> **Given records**
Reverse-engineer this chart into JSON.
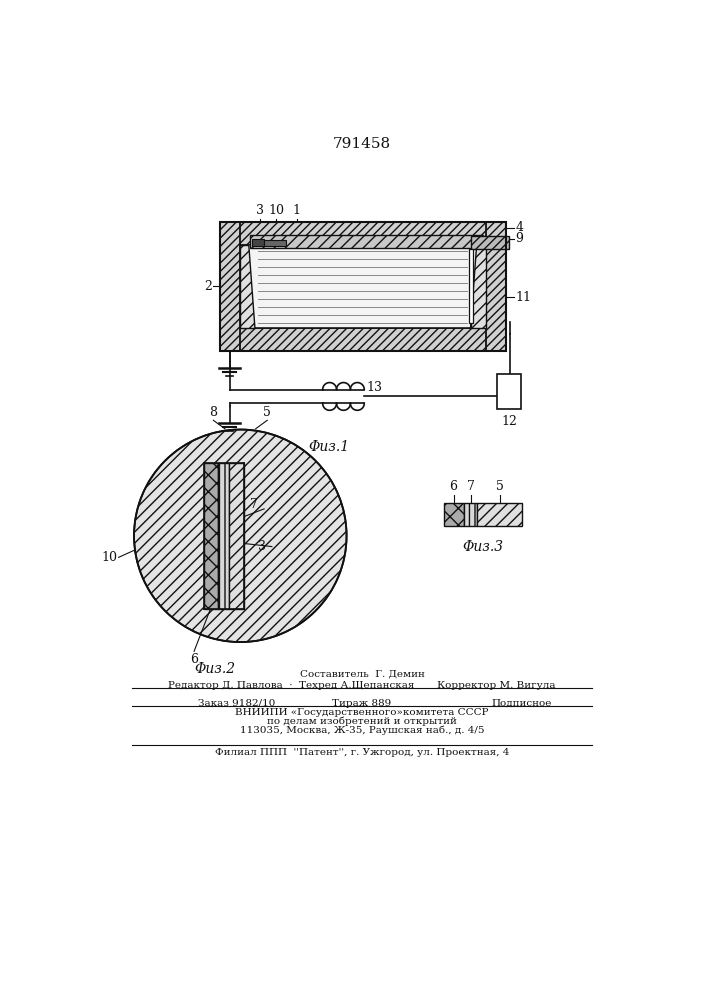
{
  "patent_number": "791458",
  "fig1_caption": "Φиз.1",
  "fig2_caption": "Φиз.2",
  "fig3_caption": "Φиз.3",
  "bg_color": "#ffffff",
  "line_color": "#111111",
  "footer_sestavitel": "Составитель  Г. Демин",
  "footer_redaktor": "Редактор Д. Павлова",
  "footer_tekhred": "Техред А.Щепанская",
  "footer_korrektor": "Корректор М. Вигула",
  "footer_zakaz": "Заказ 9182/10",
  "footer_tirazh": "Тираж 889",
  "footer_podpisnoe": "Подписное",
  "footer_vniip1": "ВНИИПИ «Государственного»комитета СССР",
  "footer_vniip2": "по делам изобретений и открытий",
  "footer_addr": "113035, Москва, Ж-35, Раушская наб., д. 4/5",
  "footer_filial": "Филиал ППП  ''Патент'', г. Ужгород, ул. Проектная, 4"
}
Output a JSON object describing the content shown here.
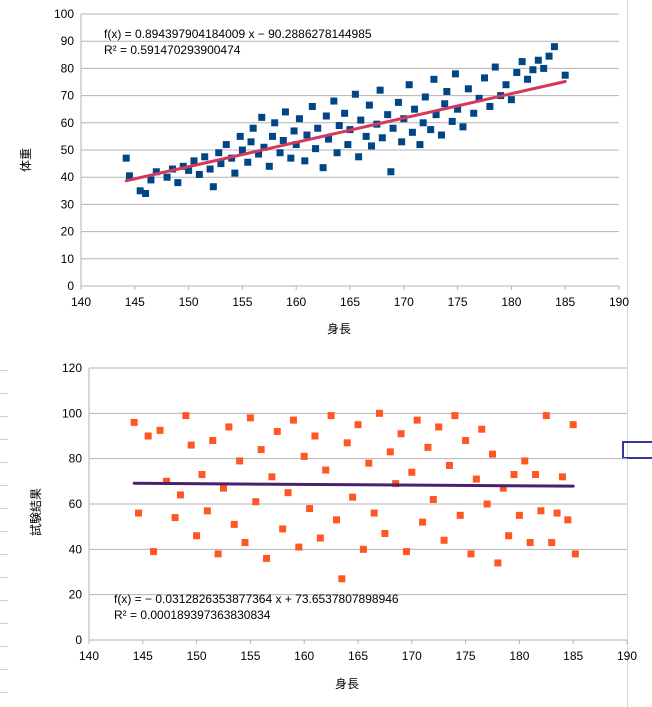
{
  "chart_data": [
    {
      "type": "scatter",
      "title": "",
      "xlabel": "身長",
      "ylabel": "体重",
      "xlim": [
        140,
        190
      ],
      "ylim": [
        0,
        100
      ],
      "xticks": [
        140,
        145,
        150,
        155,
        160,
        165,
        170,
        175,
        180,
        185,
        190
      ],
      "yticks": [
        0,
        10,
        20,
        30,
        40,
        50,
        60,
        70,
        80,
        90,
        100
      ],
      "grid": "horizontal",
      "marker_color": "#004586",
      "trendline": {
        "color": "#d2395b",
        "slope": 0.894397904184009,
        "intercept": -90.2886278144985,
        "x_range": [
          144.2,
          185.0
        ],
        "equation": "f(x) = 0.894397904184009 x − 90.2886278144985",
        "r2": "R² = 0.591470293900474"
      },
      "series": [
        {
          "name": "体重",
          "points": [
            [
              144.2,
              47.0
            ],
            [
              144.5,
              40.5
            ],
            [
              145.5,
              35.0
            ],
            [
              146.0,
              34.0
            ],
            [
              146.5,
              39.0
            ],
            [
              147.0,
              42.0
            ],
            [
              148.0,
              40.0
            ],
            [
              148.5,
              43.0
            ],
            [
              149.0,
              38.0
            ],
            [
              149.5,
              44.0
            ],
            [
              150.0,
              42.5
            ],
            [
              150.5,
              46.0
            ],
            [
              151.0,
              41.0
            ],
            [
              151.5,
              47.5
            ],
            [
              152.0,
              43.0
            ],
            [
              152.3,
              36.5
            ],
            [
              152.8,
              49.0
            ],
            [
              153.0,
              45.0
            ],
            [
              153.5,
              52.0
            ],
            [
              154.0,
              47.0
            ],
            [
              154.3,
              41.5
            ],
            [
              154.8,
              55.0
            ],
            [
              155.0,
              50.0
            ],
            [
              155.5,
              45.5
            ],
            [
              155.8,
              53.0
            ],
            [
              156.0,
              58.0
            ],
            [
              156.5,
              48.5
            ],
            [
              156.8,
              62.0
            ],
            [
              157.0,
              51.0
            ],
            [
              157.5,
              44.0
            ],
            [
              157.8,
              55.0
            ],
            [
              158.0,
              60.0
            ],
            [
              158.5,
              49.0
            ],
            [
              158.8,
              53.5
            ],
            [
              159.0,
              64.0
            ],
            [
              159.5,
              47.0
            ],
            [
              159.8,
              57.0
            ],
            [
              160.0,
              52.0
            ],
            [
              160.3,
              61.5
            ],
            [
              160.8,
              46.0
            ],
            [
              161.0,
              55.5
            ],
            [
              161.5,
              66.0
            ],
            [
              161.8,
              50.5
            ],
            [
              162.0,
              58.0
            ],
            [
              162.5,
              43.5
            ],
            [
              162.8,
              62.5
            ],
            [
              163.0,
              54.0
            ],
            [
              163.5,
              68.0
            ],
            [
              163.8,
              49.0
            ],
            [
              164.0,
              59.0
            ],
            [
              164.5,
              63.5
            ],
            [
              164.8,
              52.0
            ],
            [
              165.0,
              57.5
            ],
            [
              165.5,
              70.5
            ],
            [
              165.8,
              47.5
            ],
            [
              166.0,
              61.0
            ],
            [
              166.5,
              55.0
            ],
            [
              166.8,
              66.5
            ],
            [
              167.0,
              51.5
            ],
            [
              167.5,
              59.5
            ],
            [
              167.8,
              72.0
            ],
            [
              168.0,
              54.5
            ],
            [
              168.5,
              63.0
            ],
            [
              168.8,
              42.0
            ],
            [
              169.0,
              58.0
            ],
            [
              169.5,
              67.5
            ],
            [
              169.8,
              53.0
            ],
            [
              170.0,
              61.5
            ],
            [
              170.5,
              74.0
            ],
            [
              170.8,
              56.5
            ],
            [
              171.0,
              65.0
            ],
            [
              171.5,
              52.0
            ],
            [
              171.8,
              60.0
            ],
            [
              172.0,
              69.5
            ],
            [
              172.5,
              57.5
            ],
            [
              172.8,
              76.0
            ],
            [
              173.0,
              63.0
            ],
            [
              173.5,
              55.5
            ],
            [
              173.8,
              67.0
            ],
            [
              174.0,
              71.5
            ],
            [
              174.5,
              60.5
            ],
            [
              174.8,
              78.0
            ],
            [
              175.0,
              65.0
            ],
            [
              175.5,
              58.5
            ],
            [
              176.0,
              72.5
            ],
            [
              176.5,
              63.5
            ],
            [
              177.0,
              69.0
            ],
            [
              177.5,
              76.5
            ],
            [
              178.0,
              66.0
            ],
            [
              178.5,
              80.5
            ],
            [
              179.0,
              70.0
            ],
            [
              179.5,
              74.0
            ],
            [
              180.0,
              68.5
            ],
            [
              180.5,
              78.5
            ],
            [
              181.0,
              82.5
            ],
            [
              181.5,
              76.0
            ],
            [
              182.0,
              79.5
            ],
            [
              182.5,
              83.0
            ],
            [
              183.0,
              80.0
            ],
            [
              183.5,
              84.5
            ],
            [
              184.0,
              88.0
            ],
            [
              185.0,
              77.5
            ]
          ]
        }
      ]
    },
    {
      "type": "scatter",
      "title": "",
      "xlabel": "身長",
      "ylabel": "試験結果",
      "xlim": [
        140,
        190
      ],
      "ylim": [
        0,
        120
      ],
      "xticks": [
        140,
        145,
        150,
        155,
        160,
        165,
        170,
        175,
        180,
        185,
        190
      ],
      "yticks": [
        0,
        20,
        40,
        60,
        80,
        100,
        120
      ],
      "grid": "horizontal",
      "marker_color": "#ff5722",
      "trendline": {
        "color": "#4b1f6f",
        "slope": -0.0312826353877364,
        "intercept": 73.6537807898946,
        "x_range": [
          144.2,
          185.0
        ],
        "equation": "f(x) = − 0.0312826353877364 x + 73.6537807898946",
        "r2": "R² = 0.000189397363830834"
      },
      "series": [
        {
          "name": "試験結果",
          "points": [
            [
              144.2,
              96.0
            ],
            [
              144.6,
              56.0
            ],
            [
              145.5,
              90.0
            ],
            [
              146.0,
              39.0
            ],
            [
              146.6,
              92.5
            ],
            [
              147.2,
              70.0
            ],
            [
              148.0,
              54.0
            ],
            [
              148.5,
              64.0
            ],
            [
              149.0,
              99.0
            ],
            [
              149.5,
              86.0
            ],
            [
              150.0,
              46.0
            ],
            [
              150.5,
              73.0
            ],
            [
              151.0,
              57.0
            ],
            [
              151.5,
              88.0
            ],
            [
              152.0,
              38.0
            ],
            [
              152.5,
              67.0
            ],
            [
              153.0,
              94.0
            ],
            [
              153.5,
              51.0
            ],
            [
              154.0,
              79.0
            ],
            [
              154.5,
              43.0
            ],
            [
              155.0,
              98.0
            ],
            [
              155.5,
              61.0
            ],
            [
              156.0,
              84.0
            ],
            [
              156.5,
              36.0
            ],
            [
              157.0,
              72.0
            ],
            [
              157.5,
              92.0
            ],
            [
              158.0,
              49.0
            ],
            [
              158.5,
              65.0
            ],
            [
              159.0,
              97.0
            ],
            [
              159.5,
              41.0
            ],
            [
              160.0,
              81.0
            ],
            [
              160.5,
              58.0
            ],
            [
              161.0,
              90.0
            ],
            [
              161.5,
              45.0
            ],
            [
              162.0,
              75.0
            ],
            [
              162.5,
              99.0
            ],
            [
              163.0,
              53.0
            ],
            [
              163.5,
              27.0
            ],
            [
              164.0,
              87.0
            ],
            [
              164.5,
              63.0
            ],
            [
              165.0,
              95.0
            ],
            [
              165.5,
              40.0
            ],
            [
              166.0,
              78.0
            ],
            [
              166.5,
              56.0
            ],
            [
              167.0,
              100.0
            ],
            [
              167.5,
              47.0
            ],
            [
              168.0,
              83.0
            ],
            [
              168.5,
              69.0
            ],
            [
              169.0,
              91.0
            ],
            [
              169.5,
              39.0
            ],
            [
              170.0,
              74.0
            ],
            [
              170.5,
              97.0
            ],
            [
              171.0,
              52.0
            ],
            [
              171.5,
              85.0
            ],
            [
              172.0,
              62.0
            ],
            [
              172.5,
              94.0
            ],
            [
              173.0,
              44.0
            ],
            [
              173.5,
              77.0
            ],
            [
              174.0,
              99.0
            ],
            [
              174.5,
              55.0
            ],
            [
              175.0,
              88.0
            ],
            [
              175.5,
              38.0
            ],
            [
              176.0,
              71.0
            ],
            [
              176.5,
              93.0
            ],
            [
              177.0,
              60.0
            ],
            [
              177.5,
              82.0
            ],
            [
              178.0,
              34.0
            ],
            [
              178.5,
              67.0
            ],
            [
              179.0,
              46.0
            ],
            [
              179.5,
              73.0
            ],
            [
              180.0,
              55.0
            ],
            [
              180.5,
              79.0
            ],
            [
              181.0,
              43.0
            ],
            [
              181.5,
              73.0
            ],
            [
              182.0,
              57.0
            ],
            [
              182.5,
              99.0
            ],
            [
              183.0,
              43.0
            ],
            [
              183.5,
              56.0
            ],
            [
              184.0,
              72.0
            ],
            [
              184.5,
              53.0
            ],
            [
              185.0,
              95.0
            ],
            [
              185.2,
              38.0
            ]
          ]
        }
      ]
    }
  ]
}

> **Stated exercise**
Look above for lines with the word "slope" and copy them all.

> **Output below**
        "slope": 0.894397904184009,
        "slope": -0.0312826353877364,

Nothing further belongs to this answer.